> [Exercise aim]:
Check each line of the entries below for the string "Stoßfängers"; copy every line where it appears.

> [Records for the task]:
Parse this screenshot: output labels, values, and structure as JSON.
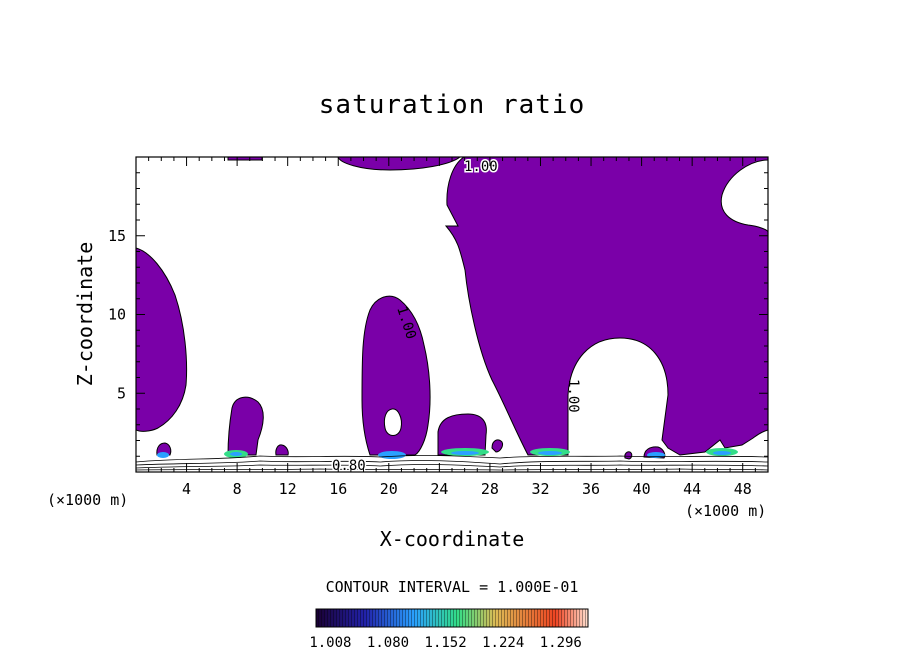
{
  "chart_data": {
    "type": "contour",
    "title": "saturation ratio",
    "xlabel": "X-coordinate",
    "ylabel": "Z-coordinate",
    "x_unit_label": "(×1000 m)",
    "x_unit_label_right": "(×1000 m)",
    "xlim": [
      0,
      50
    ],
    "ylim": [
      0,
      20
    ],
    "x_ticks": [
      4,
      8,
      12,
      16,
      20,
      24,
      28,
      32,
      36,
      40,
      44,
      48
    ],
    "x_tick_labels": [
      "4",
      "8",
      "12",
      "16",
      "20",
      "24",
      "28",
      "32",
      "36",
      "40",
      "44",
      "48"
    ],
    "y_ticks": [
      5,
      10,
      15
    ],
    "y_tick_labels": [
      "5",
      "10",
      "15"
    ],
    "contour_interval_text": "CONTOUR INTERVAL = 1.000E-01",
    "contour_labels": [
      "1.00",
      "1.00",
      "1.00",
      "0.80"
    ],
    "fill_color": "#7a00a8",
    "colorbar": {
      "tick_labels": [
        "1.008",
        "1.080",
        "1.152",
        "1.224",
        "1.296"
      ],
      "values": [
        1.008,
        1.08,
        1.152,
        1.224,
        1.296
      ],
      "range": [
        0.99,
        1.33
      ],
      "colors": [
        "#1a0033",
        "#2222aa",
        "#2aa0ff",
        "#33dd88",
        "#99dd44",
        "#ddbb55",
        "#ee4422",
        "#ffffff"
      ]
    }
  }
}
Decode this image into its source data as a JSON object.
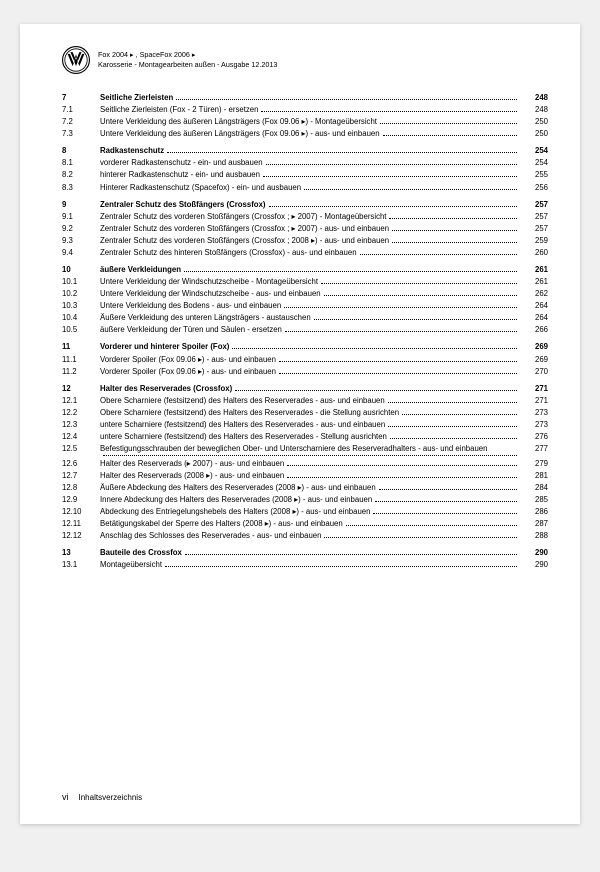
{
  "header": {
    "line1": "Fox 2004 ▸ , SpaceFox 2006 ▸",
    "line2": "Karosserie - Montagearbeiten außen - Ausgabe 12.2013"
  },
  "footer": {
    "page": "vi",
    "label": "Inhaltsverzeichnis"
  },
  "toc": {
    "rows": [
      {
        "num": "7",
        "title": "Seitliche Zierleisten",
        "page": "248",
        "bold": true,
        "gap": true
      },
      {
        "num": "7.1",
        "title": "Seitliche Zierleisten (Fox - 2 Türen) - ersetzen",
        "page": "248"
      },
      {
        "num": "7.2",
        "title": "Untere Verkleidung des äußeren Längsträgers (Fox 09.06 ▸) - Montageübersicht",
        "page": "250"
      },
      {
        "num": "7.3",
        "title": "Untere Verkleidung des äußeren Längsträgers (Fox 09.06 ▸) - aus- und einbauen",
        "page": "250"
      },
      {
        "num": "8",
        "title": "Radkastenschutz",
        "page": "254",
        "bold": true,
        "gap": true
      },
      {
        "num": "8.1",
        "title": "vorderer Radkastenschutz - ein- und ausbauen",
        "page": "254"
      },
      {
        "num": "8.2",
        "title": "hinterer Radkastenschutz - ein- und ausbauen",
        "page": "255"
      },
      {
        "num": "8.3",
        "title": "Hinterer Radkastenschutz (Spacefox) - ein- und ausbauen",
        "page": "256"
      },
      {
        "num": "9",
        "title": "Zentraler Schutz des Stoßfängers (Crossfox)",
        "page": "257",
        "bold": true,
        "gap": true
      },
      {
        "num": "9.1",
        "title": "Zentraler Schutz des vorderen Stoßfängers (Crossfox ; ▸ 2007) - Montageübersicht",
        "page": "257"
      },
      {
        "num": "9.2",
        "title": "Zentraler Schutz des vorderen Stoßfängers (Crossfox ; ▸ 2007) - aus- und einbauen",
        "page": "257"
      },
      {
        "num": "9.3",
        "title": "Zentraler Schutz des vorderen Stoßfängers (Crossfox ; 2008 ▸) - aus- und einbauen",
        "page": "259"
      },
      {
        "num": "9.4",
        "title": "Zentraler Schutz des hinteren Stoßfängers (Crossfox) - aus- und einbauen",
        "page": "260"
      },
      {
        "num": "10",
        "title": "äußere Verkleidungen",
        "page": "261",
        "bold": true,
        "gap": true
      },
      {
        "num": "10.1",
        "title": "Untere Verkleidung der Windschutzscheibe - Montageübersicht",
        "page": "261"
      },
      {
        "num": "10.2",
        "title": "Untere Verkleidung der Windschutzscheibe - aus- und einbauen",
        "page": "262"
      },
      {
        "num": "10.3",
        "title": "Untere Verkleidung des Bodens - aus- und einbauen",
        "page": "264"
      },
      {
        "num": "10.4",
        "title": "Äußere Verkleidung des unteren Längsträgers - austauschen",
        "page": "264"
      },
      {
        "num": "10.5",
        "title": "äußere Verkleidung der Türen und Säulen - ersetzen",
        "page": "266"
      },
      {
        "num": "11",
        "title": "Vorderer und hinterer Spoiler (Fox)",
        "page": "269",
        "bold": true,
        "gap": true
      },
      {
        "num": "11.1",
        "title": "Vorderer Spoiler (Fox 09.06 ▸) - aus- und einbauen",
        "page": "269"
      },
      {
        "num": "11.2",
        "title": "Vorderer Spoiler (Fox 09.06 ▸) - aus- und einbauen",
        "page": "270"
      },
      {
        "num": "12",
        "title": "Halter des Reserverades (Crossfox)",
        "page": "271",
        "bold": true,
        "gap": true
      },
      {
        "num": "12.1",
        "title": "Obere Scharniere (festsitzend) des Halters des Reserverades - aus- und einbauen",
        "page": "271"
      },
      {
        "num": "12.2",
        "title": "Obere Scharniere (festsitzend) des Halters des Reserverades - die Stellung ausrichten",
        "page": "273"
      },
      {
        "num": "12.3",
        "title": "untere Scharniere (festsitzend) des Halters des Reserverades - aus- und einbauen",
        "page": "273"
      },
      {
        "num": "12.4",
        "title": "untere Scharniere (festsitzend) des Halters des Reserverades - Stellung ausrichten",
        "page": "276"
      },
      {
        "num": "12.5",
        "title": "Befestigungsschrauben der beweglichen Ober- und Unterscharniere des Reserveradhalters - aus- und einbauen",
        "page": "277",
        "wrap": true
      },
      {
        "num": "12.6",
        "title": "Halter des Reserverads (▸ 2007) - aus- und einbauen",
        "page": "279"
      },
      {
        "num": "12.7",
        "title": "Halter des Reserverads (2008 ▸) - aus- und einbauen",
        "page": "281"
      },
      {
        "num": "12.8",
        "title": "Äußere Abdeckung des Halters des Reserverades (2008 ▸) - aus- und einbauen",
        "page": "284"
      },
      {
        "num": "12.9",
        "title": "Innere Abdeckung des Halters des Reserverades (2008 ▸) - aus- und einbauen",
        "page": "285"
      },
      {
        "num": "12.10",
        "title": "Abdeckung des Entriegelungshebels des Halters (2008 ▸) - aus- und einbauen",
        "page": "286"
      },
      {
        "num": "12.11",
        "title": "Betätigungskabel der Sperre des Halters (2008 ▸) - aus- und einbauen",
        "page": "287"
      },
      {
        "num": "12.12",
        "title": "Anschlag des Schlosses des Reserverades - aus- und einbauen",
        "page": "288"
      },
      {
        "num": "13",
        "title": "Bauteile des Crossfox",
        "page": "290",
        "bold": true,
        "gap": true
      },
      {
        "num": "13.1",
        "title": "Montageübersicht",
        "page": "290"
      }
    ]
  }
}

==

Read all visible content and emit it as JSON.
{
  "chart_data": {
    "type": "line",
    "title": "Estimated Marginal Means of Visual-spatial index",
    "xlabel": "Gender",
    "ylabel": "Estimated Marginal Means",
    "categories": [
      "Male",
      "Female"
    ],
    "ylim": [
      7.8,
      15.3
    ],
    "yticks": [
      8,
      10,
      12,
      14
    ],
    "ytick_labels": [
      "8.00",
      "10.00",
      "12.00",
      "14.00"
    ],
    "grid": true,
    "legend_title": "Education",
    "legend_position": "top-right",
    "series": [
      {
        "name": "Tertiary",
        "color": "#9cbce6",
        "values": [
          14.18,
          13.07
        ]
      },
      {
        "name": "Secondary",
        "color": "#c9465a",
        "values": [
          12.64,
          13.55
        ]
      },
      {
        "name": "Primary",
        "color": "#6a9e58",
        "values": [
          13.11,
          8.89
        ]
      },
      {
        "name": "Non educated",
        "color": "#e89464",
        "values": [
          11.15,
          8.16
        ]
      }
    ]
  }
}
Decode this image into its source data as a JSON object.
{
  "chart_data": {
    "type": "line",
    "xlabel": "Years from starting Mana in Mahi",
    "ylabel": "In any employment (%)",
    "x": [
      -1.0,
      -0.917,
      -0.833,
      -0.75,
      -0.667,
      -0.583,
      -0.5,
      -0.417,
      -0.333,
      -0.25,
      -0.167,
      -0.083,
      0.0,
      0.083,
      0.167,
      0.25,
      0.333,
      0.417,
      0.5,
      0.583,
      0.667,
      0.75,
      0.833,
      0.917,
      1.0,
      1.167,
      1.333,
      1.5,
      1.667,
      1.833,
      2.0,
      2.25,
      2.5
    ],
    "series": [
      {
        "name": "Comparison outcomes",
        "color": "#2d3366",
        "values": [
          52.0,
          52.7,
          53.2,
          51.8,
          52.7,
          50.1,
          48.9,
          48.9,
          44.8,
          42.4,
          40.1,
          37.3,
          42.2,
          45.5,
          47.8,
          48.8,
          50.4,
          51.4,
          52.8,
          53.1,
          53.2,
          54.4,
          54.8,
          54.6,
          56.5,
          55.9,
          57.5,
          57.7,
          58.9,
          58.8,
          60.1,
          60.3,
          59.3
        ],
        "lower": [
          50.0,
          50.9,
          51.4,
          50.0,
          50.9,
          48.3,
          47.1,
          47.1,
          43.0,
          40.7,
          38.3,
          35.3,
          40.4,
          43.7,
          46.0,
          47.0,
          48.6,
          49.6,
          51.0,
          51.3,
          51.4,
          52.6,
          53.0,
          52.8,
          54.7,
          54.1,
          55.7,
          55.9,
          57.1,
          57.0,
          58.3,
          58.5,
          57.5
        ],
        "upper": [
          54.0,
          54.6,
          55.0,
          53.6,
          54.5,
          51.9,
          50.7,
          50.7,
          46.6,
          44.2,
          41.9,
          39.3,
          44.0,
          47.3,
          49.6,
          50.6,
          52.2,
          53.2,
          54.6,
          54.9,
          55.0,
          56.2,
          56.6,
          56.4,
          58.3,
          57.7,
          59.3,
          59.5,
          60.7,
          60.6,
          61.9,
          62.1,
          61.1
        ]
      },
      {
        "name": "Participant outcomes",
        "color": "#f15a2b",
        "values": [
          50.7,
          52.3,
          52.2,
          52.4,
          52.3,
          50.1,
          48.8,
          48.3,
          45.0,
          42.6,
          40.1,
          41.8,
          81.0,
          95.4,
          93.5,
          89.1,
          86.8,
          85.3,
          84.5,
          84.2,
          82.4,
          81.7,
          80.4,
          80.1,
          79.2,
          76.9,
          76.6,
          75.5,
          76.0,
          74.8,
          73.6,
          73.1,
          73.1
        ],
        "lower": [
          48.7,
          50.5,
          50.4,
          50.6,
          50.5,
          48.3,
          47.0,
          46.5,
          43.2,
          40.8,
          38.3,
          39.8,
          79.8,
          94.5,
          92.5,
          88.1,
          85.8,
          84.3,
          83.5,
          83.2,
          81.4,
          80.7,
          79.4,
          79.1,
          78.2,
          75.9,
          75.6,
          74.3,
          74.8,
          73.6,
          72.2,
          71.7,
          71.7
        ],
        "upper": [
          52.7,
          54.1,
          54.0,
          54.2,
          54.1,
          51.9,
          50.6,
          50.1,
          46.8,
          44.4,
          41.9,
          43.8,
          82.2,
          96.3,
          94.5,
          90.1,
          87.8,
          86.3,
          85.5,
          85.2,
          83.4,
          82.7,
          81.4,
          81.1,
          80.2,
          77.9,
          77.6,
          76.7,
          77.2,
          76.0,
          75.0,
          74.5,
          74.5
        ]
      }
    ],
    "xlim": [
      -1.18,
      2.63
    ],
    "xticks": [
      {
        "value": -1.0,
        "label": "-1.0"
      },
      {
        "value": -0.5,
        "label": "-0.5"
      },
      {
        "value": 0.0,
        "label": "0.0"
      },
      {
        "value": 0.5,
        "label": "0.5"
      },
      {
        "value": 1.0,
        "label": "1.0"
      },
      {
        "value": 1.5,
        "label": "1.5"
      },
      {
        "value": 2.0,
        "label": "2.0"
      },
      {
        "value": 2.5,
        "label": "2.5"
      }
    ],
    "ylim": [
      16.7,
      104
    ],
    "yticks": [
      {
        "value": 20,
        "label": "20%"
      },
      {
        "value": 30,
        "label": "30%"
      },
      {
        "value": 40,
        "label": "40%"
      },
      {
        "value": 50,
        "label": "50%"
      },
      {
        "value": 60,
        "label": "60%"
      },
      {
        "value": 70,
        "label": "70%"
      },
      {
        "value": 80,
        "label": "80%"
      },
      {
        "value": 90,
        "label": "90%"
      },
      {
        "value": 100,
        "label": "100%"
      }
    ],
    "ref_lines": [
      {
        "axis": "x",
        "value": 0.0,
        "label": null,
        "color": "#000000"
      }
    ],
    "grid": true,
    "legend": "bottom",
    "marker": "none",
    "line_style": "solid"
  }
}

---

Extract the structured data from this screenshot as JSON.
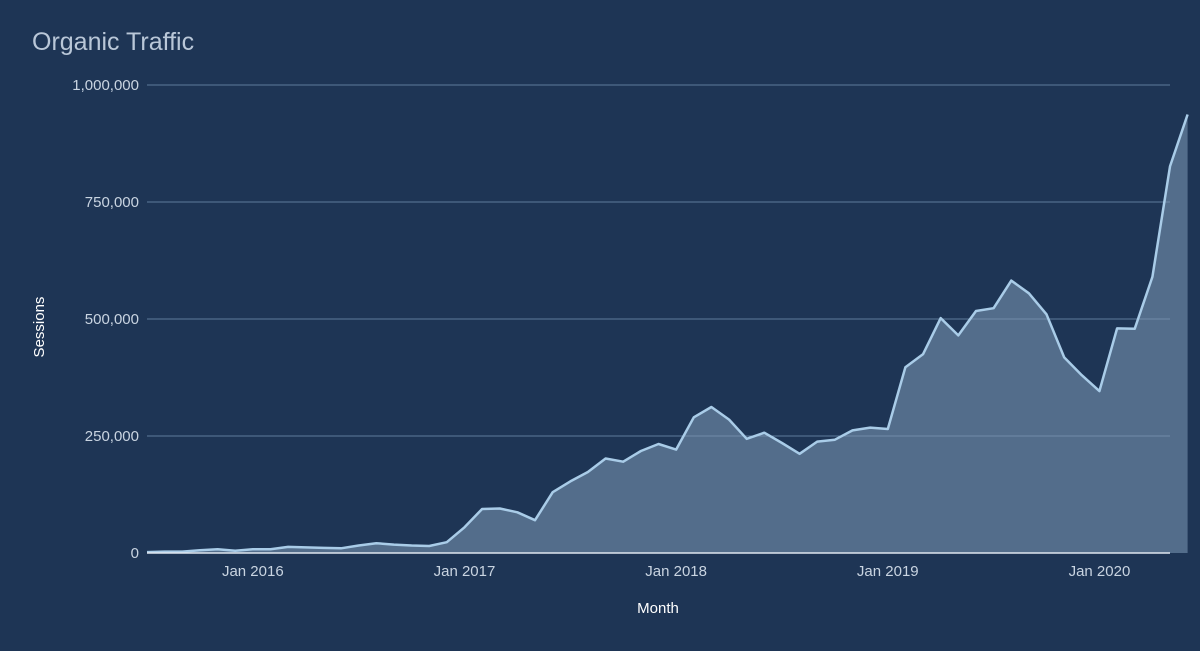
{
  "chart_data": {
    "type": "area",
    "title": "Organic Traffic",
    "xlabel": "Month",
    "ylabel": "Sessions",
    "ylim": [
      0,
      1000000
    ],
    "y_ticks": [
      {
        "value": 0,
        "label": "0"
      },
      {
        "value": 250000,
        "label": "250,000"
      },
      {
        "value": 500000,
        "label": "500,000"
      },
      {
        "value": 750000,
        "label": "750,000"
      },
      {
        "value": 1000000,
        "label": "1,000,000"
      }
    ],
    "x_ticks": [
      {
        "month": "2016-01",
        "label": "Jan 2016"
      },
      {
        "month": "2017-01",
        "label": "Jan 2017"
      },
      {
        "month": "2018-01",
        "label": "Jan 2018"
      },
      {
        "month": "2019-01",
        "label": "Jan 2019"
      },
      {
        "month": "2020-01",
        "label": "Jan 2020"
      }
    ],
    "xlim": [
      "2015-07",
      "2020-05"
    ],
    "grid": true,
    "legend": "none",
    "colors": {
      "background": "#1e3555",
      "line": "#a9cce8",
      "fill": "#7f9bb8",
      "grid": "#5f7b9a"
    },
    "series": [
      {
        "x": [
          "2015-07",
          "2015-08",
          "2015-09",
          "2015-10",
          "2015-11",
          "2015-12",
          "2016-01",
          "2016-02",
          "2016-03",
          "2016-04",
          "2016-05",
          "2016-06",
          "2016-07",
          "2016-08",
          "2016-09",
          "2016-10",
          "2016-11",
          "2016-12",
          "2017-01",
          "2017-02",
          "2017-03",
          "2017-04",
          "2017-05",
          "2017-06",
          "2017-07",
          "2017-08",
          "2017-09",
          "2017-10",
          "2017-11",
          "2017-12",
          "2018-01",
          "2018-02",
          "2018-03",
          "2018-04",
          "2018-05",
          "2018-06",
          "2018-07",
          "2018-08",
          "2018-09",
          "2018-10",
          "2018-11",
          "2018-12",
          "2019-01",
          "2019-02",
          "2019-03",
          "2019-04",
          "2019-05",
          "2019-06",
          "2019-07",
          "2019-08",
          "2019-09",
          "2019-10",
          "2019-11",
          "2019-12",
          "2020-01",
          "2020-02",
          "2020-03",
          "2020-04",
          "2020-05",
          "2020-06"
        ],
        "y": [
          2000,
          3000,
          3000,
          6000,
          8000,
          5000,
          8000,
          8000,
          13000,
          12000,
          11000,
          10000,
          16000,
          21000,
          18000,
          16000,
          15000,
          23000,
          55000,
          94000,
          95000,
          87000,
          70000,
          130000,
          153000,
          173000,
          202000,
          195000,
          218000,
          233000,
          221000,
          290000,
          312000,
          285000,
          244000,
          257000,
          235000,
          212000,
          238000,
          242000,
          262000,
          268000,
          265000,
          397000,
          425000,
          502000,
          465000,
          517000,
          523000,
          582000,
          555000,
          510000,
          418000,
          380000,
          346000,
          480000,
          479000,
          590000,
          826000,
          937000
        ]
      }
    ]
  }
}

> [Complete answer]:
        "title": "Zentraler Schutz des Stoßfängers (Crossfox)",
        "title": "Zentraler Schutz des vorderen Stoßfängers (Crossfox ; ▸ 2007) - Montageübersicht",
        "title": "Zentraler Schutz des vorderen Stoßfängers (Crossfox ; ▸ 2007) - aus- und einbauen",
        "title": "Zentraler Schutz des vorderen Stoßfängers (Crossfox ; 2008 ▸) - aus- und einbauen",
        "title": "Zentraler Schutz des hinteren Stoßfängers (Crossfox) - aus- und einbauen",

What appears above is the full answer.